__WHAT IS EXPECTED__:
Print every entry exactly as written.

__DATASET ENTRIES__:
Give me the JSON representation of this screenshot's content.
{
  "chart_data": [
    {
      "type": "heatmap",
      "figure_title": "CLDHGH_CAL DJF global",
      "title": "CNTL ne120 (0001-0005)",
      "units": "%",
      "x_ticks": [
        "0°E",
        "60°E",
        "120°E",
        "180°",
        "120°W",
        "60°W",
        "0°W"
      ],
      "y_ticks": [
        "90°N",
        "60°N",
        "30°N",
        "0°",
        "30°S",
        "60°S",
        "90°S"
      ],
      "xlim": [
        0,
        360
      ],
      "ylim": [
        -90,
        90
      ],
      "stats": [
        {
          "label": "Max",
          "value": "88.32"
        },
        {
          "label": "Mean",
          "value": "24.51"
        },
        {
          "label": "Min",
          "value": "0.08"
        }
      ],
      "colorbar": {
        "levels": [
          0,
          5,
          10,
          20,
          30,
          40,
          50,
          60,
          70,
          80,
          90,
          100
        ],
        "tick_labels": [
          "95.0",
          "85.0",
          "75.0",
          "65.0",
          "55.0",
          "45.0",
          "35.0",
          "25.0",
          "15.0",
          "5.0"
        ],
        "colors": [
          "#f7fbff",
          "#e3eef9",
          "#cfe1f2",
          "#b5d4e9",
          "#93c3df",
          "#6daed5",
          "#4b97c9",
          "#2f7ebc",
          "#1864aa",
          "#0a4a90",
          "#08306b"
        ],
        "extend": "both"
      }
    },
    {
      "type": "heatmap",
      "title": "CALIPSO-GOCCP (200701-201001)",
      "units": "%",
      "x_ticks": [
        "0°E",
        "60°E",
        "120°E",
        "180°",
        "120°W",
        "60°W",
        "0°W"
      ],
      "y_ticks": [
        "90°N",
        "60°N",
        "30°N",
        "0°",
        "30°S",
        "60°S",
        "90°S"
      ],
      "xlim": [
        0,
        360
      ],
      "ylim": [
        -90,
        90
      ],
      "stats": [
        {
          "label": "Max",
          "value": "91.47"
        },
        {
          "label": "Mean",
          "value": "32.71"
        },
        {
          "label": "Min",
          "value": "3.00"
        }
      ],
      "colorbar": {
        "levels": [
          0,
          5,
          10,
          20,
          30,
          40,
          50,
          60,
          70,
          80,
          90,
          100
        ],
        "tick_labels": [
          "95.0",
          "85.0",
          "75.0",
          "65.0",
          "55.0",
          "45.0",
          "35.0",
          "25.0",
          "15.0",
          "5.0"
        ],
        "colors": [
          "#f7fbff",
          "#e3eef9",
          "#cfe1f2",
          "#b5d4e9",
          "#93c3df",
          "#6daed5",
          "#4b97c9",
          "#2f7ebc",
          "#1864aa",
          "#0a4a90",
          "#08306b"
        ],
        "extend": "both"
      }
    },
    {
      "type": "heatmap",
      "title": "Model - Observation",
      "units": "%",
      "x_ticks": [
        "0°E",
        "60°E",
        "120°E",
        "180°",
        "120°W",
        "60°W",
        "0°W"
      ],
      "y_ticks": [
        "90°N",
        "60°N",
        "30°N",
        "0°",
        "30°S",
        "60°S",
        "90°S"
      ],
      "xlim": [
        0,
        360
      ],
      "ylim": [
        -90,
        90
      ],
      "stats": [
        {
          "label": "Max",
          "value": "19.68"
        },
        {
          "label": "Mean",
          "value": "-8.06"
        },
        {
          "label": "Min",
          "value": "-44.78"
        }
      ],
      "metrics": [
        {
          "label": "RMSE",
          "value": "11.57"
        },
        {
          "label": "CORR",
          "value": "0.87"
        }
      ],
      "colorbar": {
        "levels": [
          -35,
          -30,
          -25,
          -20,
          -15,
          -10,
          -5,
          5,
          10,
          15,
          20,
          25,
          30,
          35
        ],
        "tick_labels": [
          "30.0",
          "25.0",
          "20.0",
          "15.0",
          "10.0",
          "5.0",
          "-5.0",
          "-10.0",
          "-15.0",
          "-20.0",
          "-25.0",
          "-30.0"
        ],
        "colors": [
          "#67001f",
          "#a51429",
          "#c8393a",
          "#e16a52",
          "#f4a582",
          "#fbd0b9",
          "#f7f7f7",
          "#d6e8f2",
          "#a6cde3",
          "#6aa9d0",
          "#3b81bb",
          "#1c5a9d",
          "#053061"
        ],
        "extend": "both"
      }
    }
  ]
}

__WRITTEN REPLY__:
Give me the JSON representation of this screenshot's content.
{
  "chart_data": [
    {
      "type": "heatmap",
      "figure_title": "CLDHGH_CAL DJF global",
      "title": "CNTL ne120 (0001-0005)",
      "units": "%",
      "x_ticks": [
        "0°E",
        "60°E",
        "120°E",
        "180°",
        "120°W",
        "60°W",
        "0°W"
      ],
      "y_ticks": [
        "90°N",
        "60°N",
        "30°N",
        "0°",
        "30°S",
        "60°S",
        "90°S"
      ],
      "xlim": [
        0,
        360
      ],
      "ylim": [
        -90,
        90
      ],
      "stats": [
        {
          "label": "Max",
          "value": "88.32"
        },
        {
          "label": "Mean",
          "value": "24.51"
        },
        {
          "label": "Min",
          "value": "0.08"
        }
      ],
      "colorbar": {
        "levels": [
          0,
          5,
          10,
          20,
          30,
          40,
          50,
          60,
          70,
          80,
          90,
          100
        ],
        "tick_labels": [
          "95.0",
          "85.0",
          "75.0",
          "65.0",
          "55.0",
          "45.0",
          "35.0",
          "25.0",
          "15.0",
          "5.0"
        ],
        "colors": [
          "#f7fbff",
          "#e3eef9",
          "#cfe1f2",
          "#b5d4e9",
          "#93c3df",
          "#6daed5",
          "#4b97c9",
          "#2f7ebc",
          "#1864aa",
          "#0a4a90",
          "#08306b"
        ],
        "extend": "both"
      }
    },
    {
      "type": "heatmap",
      "title": "CALIPSO-GOCCP (200701-201001)",
      "units": "%",
      "x_ticks": [
        "0°E",
        "60°E",
        "120°E",
        "180°",
        "120°W",
        "60°W",
        "0°W"
      ],
      "y_ticks": [
        "90°N",
        "60°N",
        "30°N",
        "0°",
        "30°S",
        "60°S",
        "90°S"
      ],
      "xlim": [
        0,
        360
      ],
      "ylim": [
        -90,
        90
      ],
      "stats": [
        {
          "label": "Max",
          "value": "91.47"
        },
        {
          "label": "Mean",
          "value": "32.71"
        },
        {
          "label": "Min",
          "value": "3.00"
        }
      ],
      "colorbar": {
        "levels": [
          0,
          5,
          10,
          20,
          30,
          40,
          50,
          60,
          70,
          80,
          90,
          100
        ],
        "tick_labels": [
          "95.0",
          "85.0",
          "75.0",
          "65.0",
          "55.0",
          "45.0",
          "35.0",
          "25.0",
          "15.0",
          "5.0"
        ],
        "colors": [
          "#f7fbff",
          "#e3eef9",
          "#cfe1f2",
          "#b5d4e9",
          "#93c3df",
          "#6daed5",
          "#4b97c9",
          "#2f7ebc",
          "#1864aa",
          "#0a4a90",
          "#08306b"
        ],
        "extend": "both"
      }
    },
    {
      "type": "heatmap",
      "title": "Model - Observation",
      "units": "%",
      "x_ticks": [
        "0°E",
        "60°E",
        "120°E",
        "180°",
        "120°W",
        "60°W",
        "0°W"
      ],
      "y_ticks": [
        "90°N",
        "60°N",
        "30°N",
        "0°",
        "30°S",
        "60°S",
        "90°S"
      ],
      "xlim": [
        0,
        360
      ],
      "ylim": [
        -90,
        90
      ],
      "stats": [
        {
          "label": "Max",
          "value": "19.68"
        },
        {
          "label": "Mean",
          "value": "-8.06"
        },
        {
          "label": "Min",
          "value": "-44.78"
        }
      ],
      "metrics": [
        {
          "label": "RMSE",
          "value": "11.57"
        },
        {
          "label": "CORR",
          "value": "0.87"
        }
      ],
      "colorbar": {
        "levels": [
          -35,
          -30,
          -25,
          -20,
          -15,
          -10,
          -5,
          5,
          10,
          15,
          20,
          25,
          30,
          35
        ],
        "tick_labels": [
          "30.0",
          "25.0",
          "20.0",
          "15.0",
          "10.0",
          "5.0",
          "-5.0",
          "-10.0",
          "-15.0",
          "-20.0",
          "-25.0",
          "-30.0"
        ],
        "colors": [
          "#67001f",
          "#a51429",
          "#c8393a",
          "#e16a52",
          "#f4a582",
          "#fbd0b9",
          "#f7f7f7",
          "#d6e8f2",
          "#a6cde3",
          "#6aa9d0",
          "#3b81bb",
          "#1c5a9d",
          "#053061"
        ],
        "extend": "both"
      }
    }
  ]
}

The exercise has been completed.